Below is a block of records; repeat each one exactly.

------

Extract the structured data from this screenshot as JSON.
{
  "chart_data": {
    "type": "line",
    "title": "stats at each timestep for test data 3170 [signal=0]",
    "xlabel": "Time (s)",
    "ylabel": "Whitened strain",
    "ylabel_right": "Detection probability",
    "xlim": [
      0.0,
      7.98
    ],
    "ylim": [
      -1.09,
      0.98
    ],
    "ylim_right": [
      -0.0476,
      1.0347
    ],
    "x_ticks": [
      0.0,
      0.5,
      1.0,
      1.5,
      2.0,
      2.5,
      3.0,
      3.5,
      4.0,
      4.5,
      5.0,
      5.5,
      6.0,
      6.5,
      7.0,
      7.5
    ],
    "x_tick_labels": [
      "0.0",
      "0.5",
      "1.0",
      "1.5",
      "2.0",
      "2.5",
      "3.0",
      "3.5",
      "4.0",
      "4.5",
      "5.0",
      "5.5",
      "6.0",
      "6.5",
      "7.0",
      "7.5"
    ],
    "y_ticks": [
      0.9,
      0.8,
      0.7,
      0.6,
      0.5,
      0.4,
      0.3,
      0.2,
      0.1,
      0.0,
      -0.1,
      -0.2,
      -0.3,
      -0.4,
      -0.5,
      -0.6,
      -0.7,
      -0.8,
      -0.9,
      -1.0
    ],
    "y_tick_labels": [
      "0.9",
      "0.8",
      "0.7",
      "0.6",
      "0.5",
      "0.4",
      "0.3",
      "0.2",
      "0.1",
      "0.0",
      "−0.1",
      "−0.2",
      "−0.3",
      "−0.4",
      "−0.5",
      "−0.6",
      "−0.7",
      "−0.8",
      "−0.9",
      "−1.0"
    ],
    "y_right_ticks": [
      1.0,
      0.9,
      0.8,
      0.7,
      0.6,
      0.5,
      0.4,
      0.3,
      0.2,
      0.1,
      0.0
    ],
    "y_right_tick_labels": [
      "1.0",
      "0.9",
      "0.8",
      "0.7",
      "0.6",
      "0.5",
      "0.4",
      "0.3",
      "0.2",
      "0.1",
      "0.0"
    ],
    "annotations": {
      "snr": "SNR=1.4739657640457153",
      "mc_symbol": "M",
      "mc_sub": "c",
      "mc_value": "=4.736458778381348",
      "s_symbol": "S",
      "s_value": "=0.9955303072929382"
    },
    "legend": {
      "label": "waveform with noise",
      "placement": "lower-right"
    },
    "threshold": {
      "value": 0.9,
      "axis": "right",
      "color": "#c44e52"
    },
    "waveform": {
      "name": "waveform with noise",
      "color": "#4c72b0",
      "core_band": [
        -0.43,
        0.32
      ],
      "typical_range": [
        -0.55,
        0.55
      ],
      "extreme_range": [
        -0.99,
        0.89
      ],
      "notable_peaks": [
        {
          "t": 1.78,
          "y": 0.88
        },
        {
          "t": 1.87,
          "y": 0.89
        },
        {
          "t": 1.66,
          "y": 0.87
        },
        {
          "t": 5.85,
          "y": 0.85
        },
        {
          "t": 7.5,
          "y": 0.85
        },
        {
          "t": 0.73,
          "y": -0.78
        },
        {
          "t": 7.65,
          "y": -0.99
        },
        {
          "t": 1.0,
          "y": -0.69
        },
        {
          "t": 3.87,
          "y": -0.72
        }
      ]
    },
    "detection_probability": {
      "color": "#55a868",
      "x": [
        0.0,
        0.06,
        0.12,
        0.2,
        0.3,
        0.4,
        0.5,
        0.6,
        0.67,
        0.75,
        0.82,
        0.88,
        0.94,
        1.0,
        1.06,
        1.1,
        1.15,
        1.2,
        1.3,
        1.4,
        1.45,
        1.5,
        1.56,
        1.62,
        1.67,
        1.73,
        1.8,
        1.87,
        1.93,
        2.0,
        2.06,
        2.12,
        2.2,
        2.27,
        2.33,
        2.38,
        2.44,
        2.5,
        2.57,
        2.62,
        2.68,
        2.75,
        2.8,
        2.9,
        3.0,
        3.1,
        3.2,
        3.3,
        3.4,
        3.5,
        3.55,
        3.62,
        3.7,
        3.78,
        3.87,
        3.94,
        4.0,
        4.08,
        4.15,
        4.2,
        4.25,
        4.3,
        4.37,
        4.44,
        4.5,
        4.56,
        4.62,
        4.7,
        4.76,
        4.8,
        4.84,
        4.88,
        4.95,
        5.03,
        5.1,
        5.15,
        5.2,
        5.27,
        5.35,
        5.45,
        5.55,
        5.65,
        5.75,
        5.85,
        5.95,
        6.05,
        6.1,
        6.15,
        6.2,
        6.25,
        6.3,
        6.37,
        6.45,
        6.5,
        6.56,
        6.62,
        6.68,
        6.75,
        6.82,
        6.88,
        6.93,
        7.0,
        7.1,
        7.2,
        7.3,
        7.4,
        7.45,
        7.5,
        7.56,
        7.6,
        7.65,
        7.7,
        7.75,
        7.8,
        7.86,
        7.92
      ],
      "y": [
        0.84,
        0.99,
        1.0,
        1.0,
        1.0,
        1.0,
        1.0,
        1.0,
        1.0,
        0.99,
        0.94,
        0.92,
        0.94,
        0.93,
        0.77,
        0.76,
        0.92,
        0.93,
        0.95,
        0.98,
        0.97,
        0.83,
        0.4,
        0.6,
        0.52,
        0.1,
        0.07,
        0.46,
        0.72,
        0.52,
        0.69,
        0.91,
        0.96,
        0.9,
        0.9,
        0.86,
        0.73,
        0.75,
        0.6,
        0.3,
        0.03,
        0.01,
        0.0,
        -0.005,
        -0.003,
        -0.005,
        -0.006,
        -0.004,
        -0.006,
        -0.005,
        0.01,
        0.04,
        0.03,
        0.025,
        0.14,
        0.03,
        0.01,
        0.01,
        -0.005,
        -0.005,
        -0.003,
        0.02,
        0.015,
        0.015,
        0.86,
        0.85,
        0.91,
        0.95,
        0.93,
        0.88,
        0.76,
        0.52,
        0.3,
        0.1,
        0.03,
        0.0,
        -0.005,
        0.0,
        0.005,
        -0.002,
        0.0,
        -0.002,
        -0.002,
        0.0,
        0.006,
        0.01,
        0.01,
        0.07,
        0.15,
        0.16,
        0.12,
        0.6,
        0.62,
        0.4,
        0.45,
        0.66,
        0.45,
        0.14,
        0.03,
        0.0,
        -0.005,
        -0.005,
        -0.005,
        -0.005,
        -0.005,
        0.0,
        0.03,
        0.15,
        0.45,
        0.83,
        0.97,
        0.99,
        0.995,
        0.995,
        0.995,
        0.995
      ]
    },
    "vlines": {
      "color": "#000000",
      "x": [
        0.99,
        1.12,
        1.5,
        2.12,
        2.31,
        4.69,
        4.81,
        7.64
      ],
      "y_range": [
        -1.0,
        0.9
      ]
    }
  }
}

------

▶ _Expected answer_:
Extract the structured data from this screenshot as JSON.
{
  "chart_data": {
    "type": "line",
    "title": "stats at each timestep for test data 3170 [signal=0]",
    "xlabel": "Time (s)",
    "ylabel": "Whitened strain",
    "ylabel_right": "Detection probability",
    "xlim": [
      0.0,
      7.98
    ],
    "ylim": [
      -1.09,
      0.98
    ],
    "ylim_right": [
      -0.0476,
      1.0347
    ],
    "x_ticks": [
      0.0,
      0.5,
      1.0,
      1.5,
      2.0,
      2.5,
      3.0,
      3.5,
      4.0,
      4.5,
      5.0,
      5.5,
      6.0,
      6.5,
      7.0,
      7.5
    ],
    "x_tick_labels": [
      "0.0",
      "0.5",
      "1.0",
      "1.5",
      "2.0",
      "2.5",
      "3.0",
      "3.5",
      "4.0",
      "4.5",
      "5.0",
      "5.5",
      "6.0",
      "6.5",
      "7.0",
      "7.5"
    ],
    "y_ticks": [
      0.9,
      0.8,
      0.7,
      0.6,
      0.5,
      0.4,
      0.3,
      0.2,
      0.1,
      0.0,
      -0.1,
      -0.2,
      -0.3,
      -0.4,
      -0.5,
      -0.6,
      -0.7,
      -0.8,
      -0.9,
      -1.0
    ],
    "y_tick_labels": [
      "0.9",
      "0.8",
      "0.7",
      "0.6",
      "0.5",
      "0.4",
      "0.3",
      "0.2",
      "0.1",
      "0.0",
      "−0.1",
      "−0.2",
      "−0.3",
      "−0.4",
      "−0.5",
      "−0.6",
      "−0.7",
      "−0.8",
      "−0.9",
      "−1.0"
    ],
    "y_right_ticks": [
      1.0,
      0.9,
      0.8,
      0.7,
      0.6,
      0.5,
      0.4,
      0.3,
      0.2,
      0.1,
      0.0
    ],
    "y_right_tick_labels": [
      "1.0",
      "0.9",
      "0.8",
      "0.7",
      "0.6",
      "0.5",
      "0.4",
      "0.3",
      "0.2",
      "0.1",
      "0.0"
    ],
    "annotations": {
      "snr": "SNR=1.4739657640457153",
      "mc_symbol": "M",
      "mc_sub": "c",
      "mc_value": "=4.736458778381348",
      "s_symbol": "S",
      "s_value": "=0.9955303072929382"
    },
    "legend": {
      "label": "waveform with noise",
      "placement": "lower-right"
    },
    "threshold": {
      "value": 0.9,
      "axis": "right",
      "color": "#c44e52"
    },
    "waveform": {
      "name": "waveform with noise",
      "color": "#4c72b0",
      "core_band": [
        -0.43,
        0.32
      ],
      "typical_range": [
        -0.55,
        0.55
      ],
      "extreme_range": [
        -0.99,
        0.89
      ],
      "notable_peaks": [
        {
          "t": 1.78,
          "y": 0.88
        },
        {
          "t": 1.87,
          "y": 0.89
        },
        {
          "t": 1.66,
          "y": 0.87
        },
        {
          "t": 5.85,
          "y": 0.85
        },
        {
          "t": 7.5,
          "y": 0.85
        },
        {
          "t": 0.73,
          "y": -0.78
        },
        {
          "t": 7.65,
          "y": -0.99
        },
        {
          "t": 1.0,
          "y": -0.69
        },
        {
          "t": 3.87,
          "y": -0.72
        }
      ]
    },
    "detection_probability": {
      "color": "#55a868",
      "x": [
        0.0,
        0.06,
        0.12,
        0.2,
        0.3,
        0.4,
        0.5,
        0.6,
        0.67,
        0.75,
        0.82,
        0.88,
        0.94,
        1.0,
        1.06,
        1.1,
        1.15,
        1.2,
        1.3,
        1.4,
        1.45,
        1.5,
        1.56,
        1.62,
        1.67,
        1.73,
        1.8,
        1.87,
        1.93,
        2.0,
        2.06,
        2.12,
        2.2,
        2.27,
        2.33,
        2.38,
        2.44,
        2.5,
        2.57,
        2.62,
        2.68,
        2.75,
        2.8,
        2.9,
        3.0,
        3.1,
        3.2,
        3.3,
        3.4,
        3.5,
        3.55,
        3.62,
        3.7,
        3.78,
        3.87,
        3.94,
        4.0,
        4.08,
        4.15,
        4.2,
        4.25,
        4.3,
        4.37,
        4.44,
        4.5,
        4.56,
        4.62,
        4.7,
        4.76,
        4.8,
        4.84,
        4.88,
        4.95,
        5.03,
        5.1,
        5.15,
        5.2,
        5.27,
        5.35,
        5.45,
        5.55,
        5.65,
        5.75,
        5.85,
        5.95,
        6.05,
        6.1,
        6.15,
        6.2,
        6.25,
        6.3,
        6.37,
        6.45,
        6.5,
        6.56,
        6.62,
        6.68,
        6.75,
        6.82,
        6.88,
        6.93,
        7.0,
        7.1,
        7.2,
        7.3,
        7.4,
        7.45,
        7.5,
        7.56,
        7.6,
        7.65,
        7.7,
        7.75,
        7.8,
        7.86,
        7.92
      ],
      "y": [
        0.84,
        0.99,
        1.0,
        1.0,
        1.0,
        1.0,
        1.0,
        1.0,
        1.0,
        0.99,
        0.94,
        0.92,
        0.94,
        0.93,
        0.77,
        0.76,
        0.92,
        0.93,
        0.95,
        0.98,
        0.97,
        0.83,
        0.4,
        0.6,
        0.52,
        0.1,
        0.07,
        0.46,
        0.72,
        0.52,
        0.69,
        0.91,
        0.96,
        0.9,
        0.9,
        0.86,
        0.73,
        0.75,
        0.6,
        0.3,
        0.03,
        0.01,
        0.0,
        -0.005,
        -0.003,
        -0.005,
        -0.006,
        -0.004,
        -0.006,
        -0.005,
        0.01,
        0.04,
        0.03,
        0.025,
        0.14,
        0.03,
        0.01,
        0.01,
        -0.005,
        -0.005,
        -0.003,
        0.02,
        0.015,
        0.015,
        0.86,
        0.85,
        0.91,
        0.95,
        0.93,
        0.88,
        0.76,
        0.52,
        0.3,
        0.1,
        0.03,
        0.0,
        -0.005,
        0.0,
        0.005,
        -0.002,
        0.0,
        -0.002,
        -0.002,
        0.0,
        0.006,
        0.01,
        0.01,
        0.07,
        0.15,
        0.16,
        0.12,
        0.6,
        0.62,
        0.4,
        0.45,
        0.66,
        0.45,
        0.14,
        0.03,
        0.0,
        -0.005,
        -0.005,
        -0.005,
        -0.005,
        -0.005,
        0.0,
        0.03,
        0.15,
        0.45,
        0.83,
        0.97,
        0.99,
        0.995,
        0.995,
        0.995,
        0.995
      ]
    },
    "vlines": {
      "color": "#000000",
      "x": [
        0.99,
        1.12,
        1.5,
        2.12,
        2.31,
        4.69,
        4.81,
        7.64
      ],
      "y_range": [
        -1.0,
        0.9
      ]
    }
  }
}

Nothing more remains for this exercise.